(Collected data entries)
◇ ◇ ◇ ◇ ◇ ◇ ◇

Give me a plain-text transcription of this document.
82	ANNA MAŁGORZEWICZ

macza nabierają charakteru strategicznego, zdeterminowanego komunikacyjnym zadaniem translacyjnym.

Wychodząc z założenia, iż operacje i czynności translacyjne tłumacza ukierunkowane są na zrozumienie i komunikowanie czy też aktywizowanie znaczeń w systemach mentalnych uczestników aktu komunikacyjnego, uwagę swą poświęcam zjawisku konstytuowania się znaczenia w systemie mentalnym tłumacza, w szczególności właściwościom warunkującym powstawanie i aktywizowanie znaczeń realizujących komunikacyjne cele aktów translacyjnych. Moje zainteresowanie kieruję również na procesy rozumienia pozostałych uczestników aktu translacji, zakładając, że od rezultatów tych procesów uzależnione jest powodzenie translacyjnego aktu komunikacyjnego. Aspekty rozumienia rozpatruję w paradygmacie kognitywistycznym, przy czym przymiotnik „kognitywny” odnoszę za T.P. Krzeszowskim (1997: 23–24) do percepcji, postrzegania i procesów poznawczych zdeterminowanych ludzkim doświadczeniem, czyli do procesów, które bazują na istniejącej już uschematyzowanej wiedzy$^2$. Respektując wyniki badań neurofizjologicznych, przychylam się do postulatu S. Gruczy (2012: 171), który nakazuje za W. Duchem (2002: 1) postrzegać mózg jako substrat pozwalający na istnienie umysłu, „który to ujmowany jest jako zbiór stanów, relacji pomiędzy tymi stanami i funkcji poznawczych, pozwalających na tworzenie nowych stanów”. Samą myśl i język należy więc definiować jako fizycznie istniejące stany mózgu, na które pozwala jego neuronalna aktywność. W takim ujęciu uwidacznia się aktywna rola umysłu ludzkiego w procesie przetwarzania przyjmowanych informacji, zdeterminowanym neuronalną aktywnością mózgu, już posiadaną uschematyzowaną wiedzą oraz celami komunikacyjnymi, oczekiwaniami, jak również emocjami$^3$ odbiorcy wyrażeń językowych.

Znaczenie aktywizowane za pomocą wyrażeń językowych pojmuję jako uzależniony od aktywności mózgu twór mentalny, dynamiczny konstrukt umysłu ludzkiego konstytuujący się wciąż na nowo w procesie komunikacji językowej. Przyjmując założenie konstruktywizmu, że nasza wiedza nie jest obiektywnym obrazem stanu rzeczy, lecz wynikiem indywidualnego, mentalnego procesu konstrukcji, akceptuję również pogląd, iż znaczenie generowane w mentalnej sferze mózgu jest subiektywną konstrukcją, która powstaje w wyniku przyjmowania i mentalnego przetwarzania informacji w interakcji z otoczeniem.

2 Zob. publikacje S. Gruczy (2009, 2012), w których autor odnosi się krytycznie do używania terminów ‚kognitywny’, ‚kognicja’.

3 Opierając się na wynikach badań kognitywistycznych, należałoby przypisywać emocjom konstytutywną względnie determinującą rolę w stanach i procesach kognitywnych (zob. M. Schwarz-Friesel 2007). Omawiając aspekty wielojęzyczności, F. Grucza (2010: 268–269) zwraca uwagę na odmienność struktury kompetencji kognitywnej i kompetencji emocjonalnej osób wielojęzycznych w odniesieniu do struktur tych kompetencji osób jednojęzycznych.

◇ ◇ ◇ ◇ ◇ ◇ ◇

● **Short exercise**: Return the material in full, exactly as shown.

● **Written solution**:
Give me a plain-text transcription of this document.
82	ANNA MAŁGORZEWICZ

macza nabierają charakteru strategicznego, zdeterminowanego komunikacyjnym zadaniem translacyjnym.

Wychodząc z założenia, iż operacje i czynności translacyjne tłumacza ukierunkowane są na zrozumienie i komunikowanie czy też aktywizowanie znaczeń w systemach mentalnych uczestników aktu komunikacyjnego, uwagę swą poświęcam zjawisku konstytuowania się znaczenia w systemie mentalnym tłumacza, w szczególności właściwościom warunkującym powstawanie i aktywizowanie znaczeń realizujących komunikacyjne cele aktów translacyjnych. Moje zainteresowanie kieruję również na procesy rozumienia pozostałych uczestników aktu translacji, zakładając, że od rezultatów tych procesów uzależnione jest powodzenie translacyjnego aktu komunikacyjnego. Aspekty rozumienia rozpatruję w paradygmacie kognitywistycznym, przy czym przymiotnik „kognitywny” odnoszę za T.P. Krzeszowskim (1997: 23–24) do percepcji, postrzegania i procesów poznawczych zdeterminowanych ludzkim doświadczeniem, czyli do procesów, które bazują na istniejącej już uschematyzowanej wiedzy$^2$. Respektując wyniki badań neurofizjologicznych, przychylam się do postulatu S. Gruczy (2012: 171), który nakazuje za W. Duchem (2002: 1) postrzegać mózg jako substrat pozwalający na istnienie umysłu, „który to ujmowany jest jako zbiór stanów, relacji pomiędzy tymi stanami i funkcji poznawczych, pozwalających na tworzenie nowych stanów”. Samą myśl i język należy więc definiować jako fizycznie istniejące stany mózgu, na które pozwala jego neuronalna aktywność. W takim ujęciu uwidacznia się aktywna rola umysłu ludzkiego w procesie przetwarzania przyjmowanych informacji, zdeterminowanym neuronalną aktywnością mózgu, już posiadaną uschematyzowaną wiedzą oraz celami komunikacyjnymi, oczekiwaniami, jak również emocjami$^3$ odbiorcy wyrażeń językowych.

Znaczenie aktywizowane za pomocą wyrażeń językowych pojmuję jako uzależniony od aktywności mózgu twór mentalny, dynamiczny konstrukt umysłu ludzkiego konstytuujący się wciąż na nowo w procesie komunikacji językowej. Przyjmując założenie konstruktywizmu, że nasza wiedza nie jest obiektywnym obrazem stanu rzeczy, lecz wynikiem indywidualnego, mentalnego procesu konstrukcji, akceptuję również pogląd, iż znaczenie generowane w mentalnej sferze mózgu jest subiektywną konstrukcją, która powstaje w wyniku przyjmowania i mentalnego przetwarzania informacji w interakcji z otoczeniem.

2 Zob. publikacje S. Gruczy (2009, 2012), w których autor odnosi się krytycznie do używania terminów ‚kognitywny’, ‚kognicja’.

3 Opierając się na wynikach badań kognitywistycznych, należałoby przypisywać emocjom konstytutywną względnie determinującą rolę w stanach i procesach kognitywnych (zob. M. Schwarz-Friesel 2007). Omawiając aspekty wielojęzyczności, F. Grucza (2010: 268–269) zwraca uwagę na odmienność struktury kompetencji kognitywnej i kompetencji emocjonalnej osób wielojęzycznych w odniesieniu do struktur tych kompetencji osób jednojęzycznych.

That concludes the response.